--- Supplied data ---

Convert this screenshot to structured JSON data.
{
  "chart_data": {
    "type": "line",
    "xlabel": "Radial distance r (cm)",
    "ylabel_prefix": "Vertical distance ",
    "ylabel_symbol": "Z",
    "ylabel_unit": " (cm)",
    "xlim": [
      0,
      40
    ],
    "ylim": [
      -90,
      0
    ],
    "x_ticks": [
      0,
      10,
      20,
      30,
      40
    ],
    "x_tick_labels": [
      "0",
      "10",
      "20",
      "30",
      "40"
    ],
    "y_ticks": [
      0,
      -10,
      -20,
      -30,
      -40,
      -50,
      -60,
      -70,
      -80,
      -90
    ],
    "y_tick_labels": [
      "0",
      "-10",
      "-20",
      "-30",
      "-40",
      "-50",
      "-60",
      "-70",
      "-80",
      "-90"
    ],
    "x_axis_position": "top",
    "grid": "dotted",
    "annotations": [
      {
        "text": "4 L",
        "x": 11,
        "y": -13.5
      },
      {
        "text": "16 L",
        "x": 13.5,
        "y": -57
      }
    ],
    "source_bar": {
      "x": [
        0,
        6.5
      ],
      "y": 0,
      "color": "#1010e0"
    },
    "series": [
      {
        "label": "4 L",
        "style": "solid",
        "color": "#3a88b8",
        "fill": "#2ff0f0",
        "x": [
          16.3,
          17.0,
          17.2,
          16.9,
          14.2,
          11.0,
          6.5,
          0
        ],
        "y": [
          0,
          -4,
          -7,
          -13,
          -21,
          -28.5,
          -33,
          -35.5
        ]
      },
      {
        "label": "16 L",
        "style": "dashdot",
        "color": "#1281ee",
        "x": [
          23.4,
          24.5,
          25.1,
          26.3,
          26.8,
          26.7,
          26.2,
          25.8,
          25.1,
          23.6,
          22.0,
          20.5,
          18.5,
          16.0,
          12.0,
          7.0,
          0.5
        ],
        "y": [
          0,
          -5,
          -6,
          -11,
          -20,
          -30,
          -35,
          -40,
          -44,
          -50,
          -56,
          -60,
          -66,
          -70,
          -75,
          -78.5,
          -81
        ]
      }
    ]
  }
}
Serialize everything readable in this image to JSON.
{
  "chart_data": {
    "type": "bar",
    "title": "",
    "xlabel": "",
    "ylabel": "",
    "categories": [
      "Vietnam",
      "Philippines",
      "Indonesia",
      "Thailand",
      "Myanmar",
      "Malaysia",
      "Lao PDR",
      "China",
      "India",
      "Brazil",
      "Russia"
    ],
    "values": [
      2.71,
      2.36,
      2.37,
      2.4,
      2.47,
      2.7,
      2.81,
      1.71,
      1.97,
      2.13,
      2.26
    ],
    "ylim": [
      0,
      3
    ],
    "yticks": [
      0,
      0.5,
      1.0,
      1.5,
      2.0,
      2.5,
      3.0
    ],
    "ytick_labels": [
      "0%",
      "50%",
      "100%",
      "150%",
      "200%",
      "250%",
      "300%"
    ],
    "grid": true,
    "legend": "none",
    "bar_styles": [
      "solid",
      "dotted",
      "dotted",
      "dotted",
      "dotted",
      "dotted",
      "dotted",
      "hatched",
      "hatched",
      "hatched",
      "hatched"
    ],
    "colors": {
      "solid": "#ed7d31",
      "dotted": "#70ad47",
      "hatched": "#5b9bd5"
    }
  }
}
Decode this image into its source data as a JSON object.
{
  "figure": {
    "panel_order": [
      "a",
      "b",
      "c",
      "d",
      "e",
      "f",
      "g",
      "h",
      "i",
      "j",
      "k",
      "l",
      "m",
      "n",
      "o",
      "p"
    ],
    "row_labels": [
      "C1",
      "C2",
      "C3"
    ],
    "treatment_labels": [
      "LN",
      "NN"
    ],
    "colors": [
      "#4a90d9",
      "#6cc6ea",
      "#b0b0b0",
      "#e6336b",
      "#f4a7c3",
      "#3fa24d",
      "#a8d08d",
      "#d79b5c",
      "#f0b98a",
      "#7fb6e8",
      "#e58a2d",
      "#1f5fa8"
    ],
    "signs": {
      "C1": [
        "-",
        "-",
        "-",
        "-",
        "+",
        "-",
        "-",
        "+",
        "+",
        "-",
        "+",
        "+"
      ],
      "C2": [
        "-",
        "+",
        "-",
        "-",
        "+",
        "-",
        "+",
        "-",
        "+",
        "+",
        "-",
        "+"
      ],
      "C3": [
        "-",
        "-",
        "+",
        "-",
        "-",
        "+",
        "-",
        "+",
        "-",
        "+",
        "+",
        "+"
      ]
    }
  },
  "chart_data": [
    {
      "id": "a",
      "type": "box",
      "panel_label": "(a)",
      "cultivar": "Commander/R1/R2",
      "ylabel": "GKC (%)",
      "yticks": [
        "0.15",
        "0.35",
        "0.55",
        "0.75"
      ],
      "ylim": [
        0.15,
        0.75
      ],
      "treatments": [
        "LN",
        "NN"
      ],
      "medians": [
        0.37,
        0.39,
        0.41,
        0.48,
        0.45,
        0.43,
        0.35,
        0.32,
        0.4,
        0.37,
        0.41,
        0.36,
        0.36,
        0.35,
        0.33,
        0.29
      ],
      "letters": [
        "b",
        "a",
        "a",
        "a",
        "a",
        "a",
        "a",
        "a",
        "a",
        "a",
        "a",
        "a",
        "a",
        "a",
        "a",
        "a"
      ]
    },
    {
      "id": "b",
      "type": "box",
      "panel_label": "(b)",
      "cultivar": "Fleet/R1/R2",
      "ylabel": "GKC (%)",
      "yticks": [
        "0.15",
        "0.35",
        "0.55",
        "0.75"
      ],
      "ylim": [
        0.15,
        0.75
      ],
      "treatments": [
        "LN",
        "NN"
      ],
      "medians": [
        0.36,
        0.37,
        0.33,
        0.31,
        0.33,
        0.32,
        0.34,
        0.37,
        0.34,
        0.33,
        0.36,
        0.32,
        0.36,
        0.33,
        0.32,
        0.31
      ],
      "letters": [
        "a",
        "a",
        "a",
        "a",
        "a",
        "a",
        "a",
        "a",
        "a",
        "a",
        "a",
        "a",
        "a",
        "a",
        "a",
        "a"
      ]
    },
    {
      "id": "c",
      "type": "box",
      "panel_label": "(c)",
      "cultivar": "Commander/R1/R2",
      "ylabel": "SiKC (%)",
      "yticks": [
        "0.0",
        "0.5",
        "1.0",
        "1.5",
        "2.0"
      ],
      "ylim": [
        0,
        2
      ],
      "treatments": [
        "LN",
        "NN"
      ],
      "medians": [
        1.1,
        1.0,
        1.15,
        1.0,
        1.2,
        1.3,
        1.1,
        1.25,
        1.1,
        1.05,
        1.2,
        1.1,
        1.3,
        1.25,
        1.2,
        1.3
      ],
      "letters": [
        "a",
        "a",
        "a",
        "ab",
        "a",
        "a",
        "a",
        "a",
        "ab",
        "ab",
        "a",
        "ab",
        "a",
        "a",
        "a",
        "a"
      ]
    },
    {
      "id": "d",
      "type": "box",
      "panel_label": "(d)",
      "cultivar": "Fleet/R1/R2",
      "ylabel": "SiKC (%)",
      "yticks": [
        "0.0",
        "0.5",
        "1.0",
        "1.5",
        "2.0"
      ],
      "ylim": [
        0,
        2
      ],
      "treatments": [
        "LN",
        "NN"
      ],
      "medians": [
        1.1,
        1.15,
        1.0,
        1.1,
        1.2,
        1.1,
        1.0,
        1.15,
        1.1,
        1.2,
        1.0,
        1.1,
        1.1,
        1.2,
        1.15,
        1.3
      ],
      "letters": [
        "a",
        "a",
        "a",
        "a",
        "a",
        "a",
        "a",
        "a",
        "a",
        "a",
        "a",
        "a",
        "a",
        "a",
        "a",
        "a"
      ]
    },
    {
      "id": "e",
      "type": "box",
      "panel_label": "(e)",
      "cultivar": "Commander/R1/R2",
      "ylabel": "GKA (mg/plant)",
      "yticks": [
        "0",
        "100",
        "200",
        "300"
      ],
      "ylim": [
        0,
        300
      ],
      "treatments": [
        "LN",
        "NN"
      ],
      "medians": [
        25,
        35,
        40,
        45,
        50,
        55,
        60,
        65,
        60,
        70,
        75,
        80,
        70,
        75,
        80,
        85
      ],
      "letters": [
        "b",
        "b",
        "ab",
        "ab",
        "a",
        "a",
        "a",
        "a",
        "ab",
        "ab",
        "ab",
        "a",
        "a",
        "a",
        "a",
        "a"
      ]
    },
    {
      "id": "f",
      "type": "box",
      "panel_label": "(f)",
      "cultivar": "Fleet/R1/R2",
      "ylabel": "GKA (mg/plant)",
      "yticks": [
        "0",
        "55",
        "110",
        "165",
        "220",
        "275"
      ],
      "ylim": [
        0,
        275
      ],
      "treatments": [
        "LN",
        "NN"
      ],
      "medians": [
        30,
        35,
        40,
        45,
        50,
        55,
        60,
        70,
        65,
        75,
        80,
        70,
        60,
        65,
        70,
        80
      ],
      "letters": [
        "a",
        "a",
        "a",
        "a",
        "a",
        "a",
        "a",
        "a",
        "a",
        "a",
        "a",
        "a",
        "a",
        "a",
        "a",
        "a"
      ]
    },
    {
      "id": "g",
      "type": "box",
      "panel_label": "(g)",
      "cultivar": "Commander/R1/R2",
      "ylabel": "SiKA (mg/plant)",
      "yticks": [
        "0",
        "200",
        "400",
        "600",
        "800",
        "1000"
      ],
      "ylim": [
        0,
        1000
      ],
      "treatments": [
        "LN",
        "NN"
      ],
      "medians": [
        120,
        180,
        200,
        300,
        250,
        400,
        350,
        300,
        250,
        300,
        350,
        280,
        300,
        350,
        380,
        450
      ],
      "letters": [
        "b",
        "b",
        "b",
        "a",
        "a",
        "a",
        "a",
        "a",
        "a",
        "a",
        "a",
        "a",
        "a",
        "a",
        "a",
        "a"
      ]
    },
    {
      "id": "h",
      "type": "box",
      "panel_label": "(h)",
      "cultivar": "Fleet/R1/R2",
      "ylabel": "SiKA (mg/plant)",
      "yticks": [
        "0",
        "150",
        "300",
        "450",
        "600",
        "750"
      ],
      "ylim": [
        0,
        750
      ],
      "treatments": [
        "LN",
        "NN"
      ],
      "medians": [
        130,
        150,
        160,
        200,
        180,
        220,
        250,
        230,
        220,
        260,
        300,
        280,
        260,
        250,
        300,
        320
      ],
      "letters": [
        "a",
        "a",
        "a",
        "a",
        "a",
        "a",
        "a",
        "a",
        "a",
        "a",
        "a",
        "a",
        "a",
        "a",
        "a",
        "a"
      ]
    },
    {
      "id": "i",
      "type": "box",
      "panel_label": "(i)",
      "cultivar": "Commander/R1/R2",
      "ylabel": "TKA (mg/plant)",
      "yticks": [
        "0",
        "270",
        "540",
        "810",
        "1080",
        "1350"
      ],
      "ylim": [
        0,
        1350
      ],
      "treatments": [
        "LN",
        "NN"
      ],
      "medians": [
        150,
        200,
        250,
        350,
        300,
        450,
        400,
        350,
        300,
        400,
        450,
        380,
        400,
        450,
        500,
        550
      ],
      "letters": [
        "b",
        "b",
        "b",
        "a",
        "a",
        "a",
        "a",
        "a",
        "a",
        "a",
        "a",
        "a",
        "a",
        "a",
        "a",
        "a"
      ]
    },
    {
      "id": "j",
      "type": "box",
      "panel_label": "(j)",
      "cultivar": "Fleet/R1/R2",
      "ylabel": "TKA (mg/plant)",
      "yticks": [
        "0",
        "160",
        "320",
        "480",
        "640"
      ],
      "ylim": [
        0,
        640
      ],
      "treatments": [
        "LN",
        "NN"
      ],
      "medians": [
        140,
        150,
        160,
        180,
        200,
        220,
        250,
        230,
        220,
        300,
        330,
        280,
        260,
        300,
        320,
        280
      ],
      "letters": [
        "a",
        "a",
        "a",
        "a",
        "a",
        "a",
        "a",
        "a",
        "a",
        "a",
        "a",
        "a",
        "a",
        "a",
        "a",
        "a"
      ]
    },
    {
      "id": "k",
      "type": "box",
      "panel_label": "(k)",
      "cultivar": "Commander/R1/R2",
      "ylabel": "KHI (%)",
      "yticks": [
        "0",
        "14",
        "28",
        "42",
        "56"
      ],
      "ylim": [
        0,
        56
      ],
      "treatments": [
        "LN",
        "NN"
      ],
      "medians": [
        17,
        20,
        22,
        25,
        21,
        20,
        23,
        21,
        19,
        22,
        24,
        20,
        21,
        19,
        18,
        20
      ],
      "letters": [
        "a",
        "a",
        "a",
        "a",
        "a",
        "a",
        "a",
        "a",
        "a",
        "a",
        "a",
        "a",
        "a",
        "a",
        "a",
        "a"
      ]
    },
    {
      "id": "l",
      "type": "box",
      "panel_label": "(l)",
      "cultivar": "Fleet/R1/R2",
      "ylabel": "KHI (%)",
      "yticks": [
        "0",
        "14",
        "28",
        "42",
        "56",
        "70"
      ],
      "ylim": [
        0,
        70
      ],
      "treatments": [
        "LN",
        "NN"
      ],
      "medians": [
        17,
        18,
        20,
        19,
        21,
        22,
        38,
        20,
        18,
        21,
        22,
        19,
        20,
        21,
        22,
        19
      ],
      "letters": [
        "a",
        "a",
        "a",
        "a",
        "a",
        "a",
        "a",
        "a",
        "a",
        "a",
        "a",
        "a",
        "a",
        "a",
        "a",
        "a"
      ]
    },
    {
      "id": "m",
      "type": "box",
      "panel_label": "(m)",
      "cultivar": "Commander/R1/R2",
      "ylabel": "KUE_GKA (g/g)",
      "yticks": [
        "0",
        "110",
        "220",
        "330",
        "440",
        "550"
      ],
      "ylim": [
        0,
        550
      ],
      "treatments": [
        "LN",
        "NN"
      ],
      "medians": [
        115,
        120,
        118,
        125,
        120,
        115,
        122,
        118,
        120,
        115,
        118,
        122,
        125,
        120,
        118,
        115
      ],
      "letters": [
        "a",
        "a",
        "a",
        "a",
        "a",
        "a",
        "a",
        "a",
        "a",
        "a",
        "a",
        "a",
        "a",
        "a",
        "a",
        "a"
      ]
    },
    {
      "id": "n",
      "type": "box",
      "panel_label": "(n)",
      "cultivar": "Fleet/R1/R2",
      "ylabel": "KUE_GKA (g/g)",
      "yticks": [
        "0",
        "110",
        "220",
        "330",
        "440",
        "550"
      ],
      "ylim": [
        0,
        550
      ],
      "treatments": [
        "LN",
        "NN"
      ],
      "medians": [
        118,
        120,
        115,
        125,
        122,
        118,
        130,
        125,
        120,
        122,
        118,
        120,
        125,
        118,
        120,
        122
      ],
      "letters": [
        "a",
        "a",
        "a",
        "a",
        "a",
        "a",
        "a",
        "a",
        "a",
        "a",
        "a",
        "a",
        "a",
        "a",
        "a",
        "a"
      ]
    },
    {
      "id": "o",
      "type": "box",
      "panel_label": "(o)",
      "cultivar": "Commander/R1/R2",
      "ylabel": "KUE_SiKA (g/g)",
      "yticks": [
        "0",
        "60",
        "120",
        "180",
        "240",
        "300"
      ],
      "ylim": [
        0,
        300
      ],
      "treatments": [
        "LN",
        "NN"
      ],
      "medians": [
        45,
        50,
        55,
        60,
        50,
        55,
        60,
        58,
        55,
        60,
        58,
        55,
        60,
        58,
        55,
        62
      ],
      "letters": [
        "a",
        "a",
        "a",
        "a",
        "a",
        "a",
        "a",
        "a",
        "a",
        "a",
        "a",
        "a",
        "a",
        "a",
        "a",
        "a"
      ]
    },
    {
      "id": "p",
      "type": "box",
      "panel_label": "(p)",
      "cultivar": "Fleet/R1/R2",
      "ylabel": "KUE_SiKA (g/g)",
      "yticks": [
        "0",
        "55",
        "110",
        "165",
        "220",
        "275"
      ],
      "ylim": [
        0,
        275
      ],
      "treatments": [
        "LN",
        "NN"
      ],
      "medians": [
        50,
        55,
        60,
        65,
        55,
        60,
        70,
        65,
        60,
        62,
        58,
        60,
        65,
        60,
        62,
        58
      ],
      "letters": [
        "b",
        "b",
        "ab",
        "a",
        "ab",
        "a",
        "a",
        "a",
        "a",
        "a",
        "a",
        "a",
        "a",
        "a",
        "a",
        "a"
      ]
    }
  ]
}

--- Stated goal ---
In the records above, tally the lines where the word "this" appears, and give the number and nothing else.

--- Answer to the exercise ---
3